__EXERCISE DIRECTIONS__
Transcribe every entry word for word, leaving out all images.

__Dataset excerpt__
══════════

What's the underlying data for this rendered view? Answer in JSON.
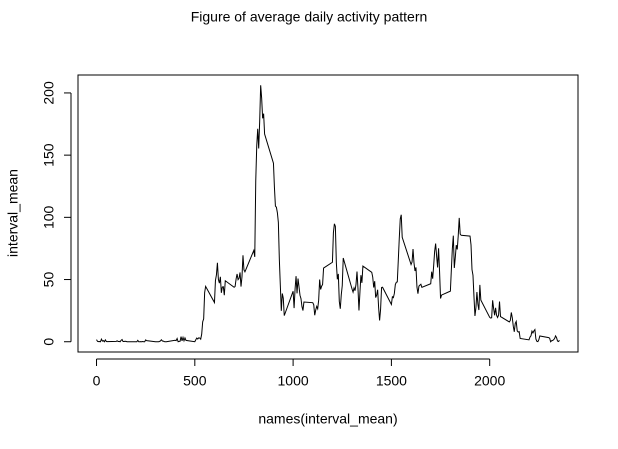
{
  "chart_data": {
    "type": "line",
    "title": "Figure of average daily activity pattern",
    "xlabel": "names(interval_mean)",
    "ylabel": "interval_mean",
    "xlim": [
      -94.2,
      2449.2
    ],
    "ylim": [
      -8.25,
      214.42
    ],
    "xticks": [
      0,
      500,
      1000,
      1500,
      2000
    ],
    "yticks": [
      0,
      50,
      100,
      150,
      200
    ],
    "x": [
      0,
      5,
      10,
      15,
      20,
      25,
      30,
      35,
      40,
      45,
      50,
      55,
      100,
      105,
      110,
      115,
      120,
      125,
      130,
      135,
      140,
      145,
      150,
      155,
      200,
      205,
      210,
      215,
      220,
      225,
      230,
      235,
      240,
      245,
      250,
      255,
      300,
      305,
      310,
      315,
      320,
      325,
      330,
      335,
      340,
      345,
      350,
      355,
      400,
      405,
      410,
      415,
      420,
      425,
      430,
      435,
      440,
      445,
      450,
      455,
      500,
      505,
      510,
      515,
      520,
      525,
      530,
      535,
      540,
      545,
      550,
      555,
      600,
      605,
      610,
      615,
      620,
      625,
      630,
      635,
      640,
      645,
      650,
      655,
      700,
      705,
      710,
      715,
      720,
      725,
      730,
      735,
      740,
      745,
      750,
      755,
      800,
      805,
      810,
      815,
      820,
      825,
      830,
      835,
      840,
      845,
      850,
      855,
      900,
      905,
      910,
      915,
      920,
      925,
      930,
      935,
      940,
      945,
      950,
      955,
      1000,
      1005,
      1010,
      1015,
      1020,
      1025,
      1030,
      1035,
      1040,
      1045,
      1050,
      1055,
      1100,
      1105,
      1110,
      1115,
      1120,
      1125,
      1130,
      1135,
      1140,
      1145,
      1150,
      1155,
      1200,
      1205,
      1210,
      1215,
      1220,
      1225,
      1230,
      1235,
      1240,
      1245,
      1250,
      1255,
      1300,
      1305,
      1310,
      1315,
      1320,
      1325,
      1330,
      1335,
      1340,
      1345,
      1350,
      1355,
      1400,
      1405,
      1410,
      1415,
      1420,
      1425,
      1430,
      1435,
      1440,
      1445,
      1450,
      1455,
      1500,
      1505,
      1510,
      1515,
      1520,
      1525,
      1530,
      1535,
      1540,
      1545,
      1550,
      1555,
      1600,
      1605,
      1610,
      1615,
      1620,
      1625,
      1630,
      1635,
      1640,
      1645,
      1650,
      1655,
      1700,
      1705,
      1710,
      1715,
      1720,
      1725,
      1730,
      1735,
      1740,
      1745,
      1750,
      1755,
      1800,
      1805,
      1810,
      1815,
      1820,
      1825,
      1830,
      1835,
      1840,
      1845,
      1850,
      1855,
      1900,
      1905,
      1910,
      1915,
      1920,
      1925,
      1930,
      1935,
      1940,
      1945,
      1950,
      1955,
      2000,
      2005,
      2010,
      2015,
      2020,
      2025,
      2030,
      2035,
      2040,
      2045,
      2050,
      2055,
      2100,
      2105,
      2110,
      2115,
      2120,
      2125,
      2130,
      2135,
      2140,
      2145,
      2150,
      2155,
      2200,
      2205,
      2210,
      2215,
      2220,
      2225,
      2230,
      2235,
      2240,
      2245,
      2250,
      2255,
      2300,
      2305,
      2310,
      2315,
      2320,
      2325,
      2330,
      2335,
      2340,
      2345,
      2350,
      2355
    ],
    "series": [
      {
        "color": "#000000",
        "values": [
          1.7,
          0.3,
          0.1,
          0.2,
          0,
          2.1,
          0.5,
          0.9,
          0,
          1.5,
          0.2,
          0.1,
          0.3,
          0.7,
          0.2,
          0.3,
          0,
          1.1,
          1.8,
          0.2,
          0.2,
          0.4,
          0.3,
          0,
          0,
          0,
          1.1,
          0,
          0,
          0.1,
          0,
          0.2,
          0,
          0,
          1.5,
          0.9,
          0,
          0,
          0,
          0,
          0.2,
          0.6,
          1.6,
          0.6,
          0.5,
          0.1,
          0,
          0,
          1.2,
          0.9,
          2.6,
          0,
          0.3,
          0.4,
          4.1,
          0.7,
          3.5,
          0.8,
          3.1,
          1.1,
          0,
          1.6,
          3.0,
          2.2,
          3.2,
          3.0,
          2.1,
          6.1,
          16,
          18.3,
          39.4,
          44.5,
          31.5,
          49.3,
          53.8,
          63.5,
          50,
          47.1,
          52.2,
          39.3,
          44,
          44.2,
          37.4,
          49,
          43.8,
          44.4,
          50.5,
          54.5,
          49.9,
          51,
          55.7,
          44.3,
          52.3,
          69.5,
          57.8,
          56.2,
          73.4,
          68.2,
          129.4,
          157.5,
          171.2,
          155.4,
          177.3,
          206.2,
          195.9,
          179.6,
          183.4,
          167,
          143.5,
          124,
          109.1,
          108.1,
          103.7,
          95.9,
          66.2,
          45.2,
          24.8,
          38.8,
          35,
          21,
          40.6,
          27,
          42.4,
          52.7,
          38.9,
          50.8,
          44.3,
          37.4,
          34.7,
          28.3,
          25.1,
          31.9,
          31.4,
          29.7,
          21.3,
          25.5,
          28.4,
          26.5,
          33.4,
          50,
          42,
          44.6,
          46,
          59.2,
          63.9,
          87.7,
          94.8,
          92.8,
          63.4,
          50.2,
          54.5,
          32.4,
          26.5,
          37.7,
          45.1,
          67.3,
          42.3,
          39.9,
          43.3,
          41,
          46.2,
          56.4,
          42.8,
          25.1,
          40,
          53.5,
          47.3,
          60.8,
          55.8,
          52,
          43.6,
          48.7,
          35.5,
          37.5,
          41.8,
          27.5,
          17.1,
          26.1,
          43.6,
          43.8,
          30,
          36.1,
          35.5,
          38.8,
          46,
          47.8,
          48.1,
          65.3,
          82.9,
          98.7,
          102.1,
          84,
          62.1,
          64.1,
          74.5,
          63.2,
          56.9,
          59.8,
          43.9,
          38.6,
          44.7,
          45.5,
          46.2,
          43.7,
          46.6,
          56.3,
          50.7,
          61.2,
          72.7,
          78.9,
          68.9,
          59.7,
          75.1,
          56.5,
          34.8,
          37.5,
          40.7,
          58,
          74.7,
          85.3,
          59.3,
          67.8,
          77.7,
          74.2,
          85.3,
          99.5,
          86.6,
          85.6,
          84.9,
          77.8,
          58,
          53.4,
          36.3,
          20.7,
          27.4,
          40,
          30.2,
          25.5,
          45.7,
          33.5,
          19.6,
          19,
          19.3,
          33.3,
          26.8,
          21.2,
          27.3,
          21.3,
          19.5,
          21.3,
          32.3,
          20.2,
          15.9,
          17.2,
          23.5,
          19.2,
          12.5,
          8,
          14.7,
          16.3,
          8.7,
          7.8,
          8.1,
          2.6,
          1.5,
          3.7,
          4.8,
          8.5,
          7.1,
          8.7,
          9.8,
          2.2,
          0.3,
          0.1,
          1.6,
          4.6,
          3.3,
          2.8,
          0,
          0.8,
          1,
          1.6,
          2.6,
          4.7,
          3.3,
          0.6,
          0.2,
          1.1
        ]
      }
    ]
  }
}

══════════

__ANSWER TO THE PROBLEM__
What's the underlying data for this rendered view? Answer in JSON.
{
  "chart_data": {
    "type": "line",
    "title": "Figure of average daily activity pattern",
    "xlabel": "names(interval_mean)",
    "ylabel": "interval_mean",
    "xlim": [
      -94.2,
      2449.2
    ],
    "ylim": [
      -8.25,
      214.42
    ],
    "xticks": [
      0,
      500,
      1000,
      1500,
      2000
    ],
    "yticks": [
      0,
      50,
      100,
      150,
      200
    ],
    "x": [
      0,
      5,
      10,
      15,
      20,
      25,
      30,
      35,
      40,
      45,
      50,
      55,
      100,
      105,
      110,
      115,
      120,
      125,
      130,
      135,
      140,
      145,
      150,
      155,
      200,
      205,
      210,
      215,
      220,
      225,
      230,
      235,
      240,
      245,
      250,
      255,
      300,
      305,
      310,
      315,
      320,
      325,
      330,
      335,
      340,
      345,
      350,
      355,
      400,
      405,
      410,
      415,
      420,
      425,
      430,
      435,
      440,
      445,
      450,
      455,
      500,
      505,
      510,
      515,
      520,
      525,
      530,
      535,
      540,
      545,
      550,
      555,
      600,
      605,
      610,
      615,
      620,
      625,
      630,
      635,
      640,
      645,
      650,
      655,
      700,
      705,
      710,
      715,
      720,
      725,
      730,
      735,
      740,
      745,
      750,
      755,
      800,
      805,
      810,
      815,
      820,
      825,
      830,
      835,
      840,
      845,
      850,
      855,
      900,
      905,
      910,
      915,
      920,
      925,
      930,
      935,
      940,
      945,
      950,
      955,
      1000,
      1005,
      1010,
      1015,
      1020,
      1025,
      1030,
      1035,
      1040,
      1045,
      1050,
      1055,
      1100,
      1105,
      1110,
      1115,
      1120,
      1125,
      1130,
      1135,
      1140,
      1145,
      1150,
      1155,
      1200,
      1205,
      1210,
      1215,
      1220,
      1225,
      1230,
      1235,
      1240,
      1245,
      1250,
      1255,
      1300,
      1305,
      1310,
      1315,
      1320,
      1325,
      1330,
      1335,
      1340,
      1345,
      1350,
      1355,
      1400,
      1405,
      1410,
      1415,
      1420,
      1425,
      1430,
      1435,
      1440,
      1445,
      1450,
      1455,
      1500,
      1505,
      1510,
      1515,
      1520,
      1525,
      1530,
      1535,
      1540,
      1545,
      1550,
      1555,
      1600,
      1605,
      1610,
      1615,
      1620,
      1625,
      1630,
      1635,
      1640,
      1645,
      1650,
      1655,
      1700,
      1705,
      1710,
      1715,
      1720,
      1725,
      1730,
      1735,
      1740,
      1745,
      1750,
      1755,
      1800,
      1805,
      1810,
      1815,
      1820,
      1825,
      1830,
      1835,
      1840,
      1845,
      1850,
      1855,
      1900,
      1905,
      1910,
      1915,
      1920,
      1925,
      1930,
      1935,
      1940,
      1945,
      1950,
      1955,
      2000,
      2005,
      2010,
      2015,
      2020,
      2025,
      2030,
      2035,
      2040,
      2045,
      2050,
      2055,
      2100,
      2105,
      2110,
      2115,
      2120,
      2125,
      2130,
      2135,
      2140,
      2145,
      2150,
      2155,
      2200,
      2205,
      2210,
      2215,
      2220,
      2225,
      2230,
      2235,
      2240,
      2245,
      2250,
      2255,
      2300,
      2305,
      2310,
      2315,
      2320,
      2325,
      2330,
      2335,
      2340,
      2345,
      2350,
      2355
    ],
    "series": [
      {
        "color": "#000000",
        "values": [
          1.7,
          0.3,
          0.1,
          0.2,
          0,
          2.1,
          0.5,
          0.9,
          0,
          1.5,
          0.2,
          0.1,
          0.3,
          0.7,
          0.2,
          0.3,
          0,
          1.1,
          1.8,
          0.2,
          0.2,
          0.4,
          0.3,
          0,
          0,
          0,
          1.1,
          0,
          0,
          0.1,
          0,
          0.2,
          0,
          0,
          1.5,
          0.9,
          0,
          0,
          0,
          0,
          0.2,
          0.6,
          1.6,
          0.6,
          0.5,
          0.1,
          0,
          0,
          1.2,
          0.9,
          2.6,
          0,
          0.3,
          0.4,
          4.1,
          0.7,
          3.5,
          0.8,
          3.1,
          1.1,
          0,
          1.6,
          3.0,
          2.2,
          3.2,
          3.0,
          2.1,
          6.1,
          16,
          18.3,
          39.4,
          44.5,
          31.5,
          49.3,
          53.8,
          63.5,
          50,
          47.1,
          52.2,
          39.3,
          44,
          44.2,
          37.4,
          49,
          43.8,
          44.4,
          50.5,
          54.5,
          49.9,
          51,
          55.7,
          44.3,
          52.3,
          69.5,
          57.8,
          56.2,
          73.4,
          68.2,
          129.4,
          157.5,
          171.2,
          155.4,
          177.3,
          206.2,
          195.9,
          179.6,
          183.4,
          167,
          143.5,
          124,
          109.1,
          108.1,
          103.7,
          95.9,
          66.2,
          45.2,
          24.8,
          38.8,
          35,
          21,
          40.6,
          27,
          42.4,
          52.7,
          38.9,
          50.8,
          44.3,
          37.4,
          34.7,
          28.3,
          25.1,
          31.9,
          31.4,
          29.7,
          21.3,
          25.5,
          28.4,
          26.5,
          33.4,
          50,
          42,
          44.6,
          46,
          59.2,
          63.9,
          87.7,
          94.8,
          92.8,
          63.4,
          50.2,
          54.5,
          32.4,
          26.5,
          37.7,
          45.1,
          67.3,
          42.3,
          39.9,
          43.3,
          41,
          46.2,
          56.4,
          42.8,
          25.1,
          40,
          53.5,
          47.3,
          60.8,
          55.8,
          52,
          43.6,
          48.7,
          35.5,
          37.5,
          41.8,
          27.5,
          17.1,
          26.1,
          43.6,
          43.8,
          30,
          36.1,
          35.5,
          38.8,
          46,
          47.8,
          48.1,
          65.3,
          82.9,
          98.7,
          102.1,
          84,
          62.1,
          64.1,
          74.5,
          63.2,
          56.9,
          59.8,
          43.9,
          38.6,
          44.7,
          45.5,
          46.2,
          43.7,
          46.6,
          56.3,
          50.7,
          61.2,
          72.7,
          78.9,
          68.9,
          59.7,
          75.1,
          56.5,
          34.8,
          37.5,
          40.7,
          58,
          74.7,
          85.3,
          59.3,
          67.8,
          77.7,
          74.2,
          85.3,
          99.5,
          86.6,
          85.6,
          84.9,
          77.8,
          58,
          53.4,
          36.3,
          20.7,
          27.4,
          40,
          30.2,
          25.5,
          45.7,
          33.5,
          19.6,
          19,
          19.3,
          33.3,
          26.8,
          21.2,
          27.3,
          21.3,
          19.5,
          21.3,
          32.3,
          20.2,
          15.9,
          17.2,
          23.5,
          19.2,
          12.5,
          8,
          14.7,
          16.3,
          8.7,
          7.8,
          8.1,
          2.6,
          1.5,
          3.7,
          4.8,
          8.5,
          7.1,
          8.7,
          9.8,
          2.2,
          0.3,
          0.1,
          1.6,
          4.6,
          3.3,
          2.8,
          0,
          0.8,
          1,
          1.6,
          2.6,
          4.7,
          3.3,
          0.6,
          0.2,
          1.1
        ]
      }
    ]
  }
}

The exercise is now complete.